***** Data for processing
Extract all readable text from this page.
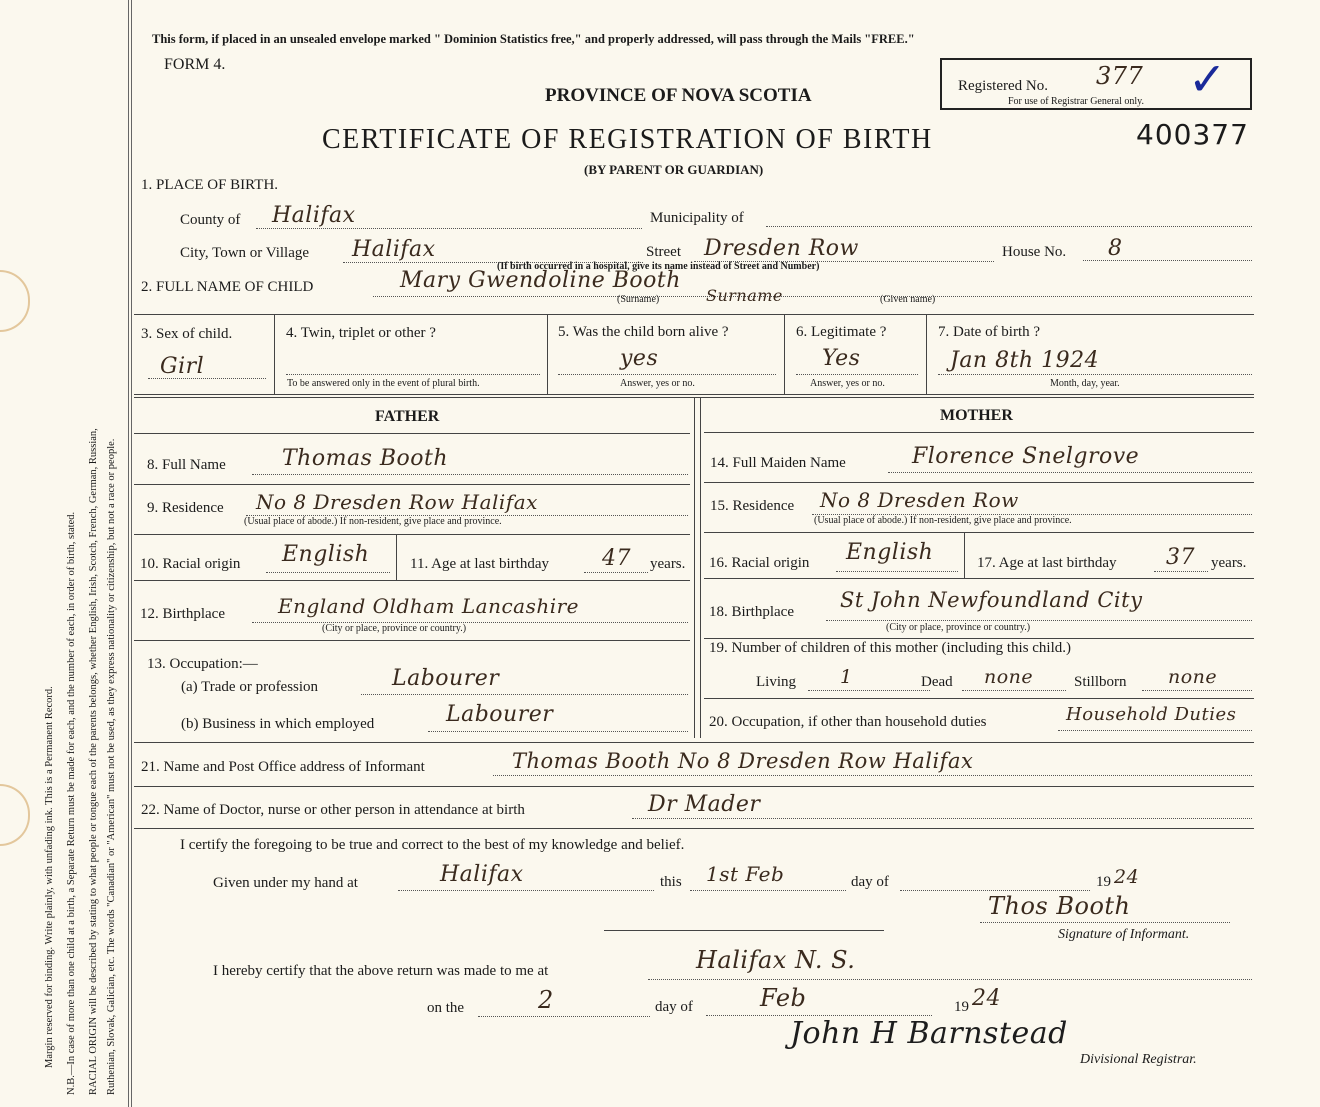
Margin reserved for binding. Write plainly, with unfading ink. This is a Permanent Record. N.B.—In case of more than one child at a birth, a Separate Return must be made for each, and the number of each, in order of birth, stated. RACIAL ORIGIN will be described by stating to what people or tongue each of the parents belongs, whether English, Irish, Scotch, French, German, Russian, Ruthenian, Slovak, Galician, etc. The words "Canadian" or "American" must not be used, as they express nationality or citizenship, but not a race or people.
This form, if placed in an unsealed envelope marked " Dominion Statistics free," and properly addressed, will pass through the Mails "FREE."
FORM 4.
PROVINCE OF NOVA SCOTIA
CERTIFICATE OF REGISTRATION OF BIRTH
(BY PARENT OR GUARDIAN)
Registered No. 377
For use of Registrar General only. ✓
400377
1. PLACE OF BIRTH.
County of Halifax	Municipality of
City, Town or Village Halifax	Street Dresden Row	House No. 8
(If birth occurred in a hospital, give its name instead of Street and Number)
2. FULL NAME OF CHILD	Mary Gwendoline Booth
(Surname)	Surname	(Given name)
3. Sex of child.
Girl
4. Twin, triplet or other ?
To be answered only in the event of plural birth.
5. Was the child born alive ?
yes
Answer, yes or no.
6. Legitimate ?
Yes
Answer, yes or no.
7. Date of birth ?
Jan 8th 1924
Month, day, year.
FATHER	MOTHER
8. Full Name	Thomas Booth	14. Full Maiden Name	Florence Snelgrove
9. Residence No 8 Dresden Row Halifax
(Usual place of abode.) If non-resident, give place and province.
15. Residence No 8 Dresden Row
(Usual place of abode.) If non-resident, give place and province.
10. Racial origin English	11. Age at last birthday 47 years. 16. Racial origin English	17. Age at last birthday 37 years.
12. Birthplace	England Oldham Lancashire
(City or place, province or country.)
18. Birthplace St John Newfoundland City
(City or place, province or country.)
13. Occupation:—
(a) Trade or profession	Labourer
(b) Business in which employed	Labourer
19. Number of children of this mother (including this child.)
Living 1	Dead none	Stillborn none
20. Occupation, if other than household duties	Household Duties
21. Name and Post Office address of Informant	Thomas Booth No 8 Dresden Row Halifax
22. Name of Doctor, nurse or other person in attendance at birth	Dr Mader
I certify the foregoing to be true and correct to the best of my knowledge and belief.
Given under my hand at	Halifax	this 1st Feb	day of	19 24
Thos Booth
Signature of Informant.
I hereby certify that the above return was made to me at	Halifax N. S.
on the	2	day of	Feb	19 24
John H Barnstead
Divisional Registrar.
**********
*Task requirements*: Pictures are to be left out; repeat all the remaining data exactly.

*Reply*:
Extract all readable text from this page.
Margin reserved for binding. Write plainly, with unfading ink. This is a Permanent Record. N.B.—In case of more than one child at a birth, a Separate Return must be made for each, and the number of each, in order of birth, stated. RACIAL ORIGIN will be described by stating to what people or tongue each of the parents belongs, whether English, Irish, Scotch, French, German, Russian, Ruthenian, Slovak, Galician, etc. The words "Canadian" or "American" must not be used, as they express nationality or citizenship, but not a race or people.
This form, if placed in an unsealed envelope marked " Dominion Statistics free," and properly addressed, will pass through the Mails "FREE."
FORM 4.
PROVINCE OF NOVA SCOTIA
CERTIFICATE OF REGISTRATION OF BIRTH
(BY PARENT OR GUARDIAN)
Registered No. 377
For use of Registrar General only. ✓
400377
1. PLACE OF BIRTH.
County of Halifax	Municipality of
City, Town or Village Halifax	Street Dresden Row	House No. 8
(If birth occurred in a hospital, give its name instead of Street and Number)
2. FULL NAME OF CHILD	Mary Gwendoline Booth
(Surname)	Surname	(Given name)
3. Sex of child.
Girl
4. Twin, triplet or other ?
To be answered only in the event of plural birth.
5. Was the child born alive ?
yes
Answer, yes or no.
6. Legitimate ?
Yes
Answer, yes or no.
7. Date of birth ?
Jan 8th 1924
Month, day, year.
FATHER	MOTHER
8. Full Name	Thomas Booth	14. Full Maiden Name	Florence Snelgrove
9. Residence No 8 Dresden Row Halifax
(Usual place of abode.) If non-resident, give place and province.
15. Residence No 8 Dresden Row
(Usual place of abode.) If non-resident, give place and province.
10. Racial origin English	11. Age at last birthday 47 years. 16. Racial origin English	17. Age at last birthday 37 years.
12. Birthplace	England Oldham Lancashire
(City or place, province or country.)
18. Birthplace St John Newfoundland City
(City or place, province or country.)
13. Occupation:—
(a) Trade or profession	Labourer
(b) Business in which employed	Labourer
19. Number of children of this mother (including this child.)
Living 1	Dead none	Stillborn none
20. Occupation, if other than household duties	Household Duties
21. Name and Post Office address of Informant	Thomas Booth No 8 Dresden Row Halifax
22. Name of Doctor, nurse or other person in attendance at birth	Dr Mader
I certify the foregoing to be true and correct to the best of my knowledge and belief.
Given under my hand at	Halifax	this 1st Feb	day of	19 24
Thos Booth
Signature of Informant.
I hereby certify that the above return was made to me at	Halifax N. S.
on the	2	day of	Feb	19 24
John H Barnstead
Divisional Registrar.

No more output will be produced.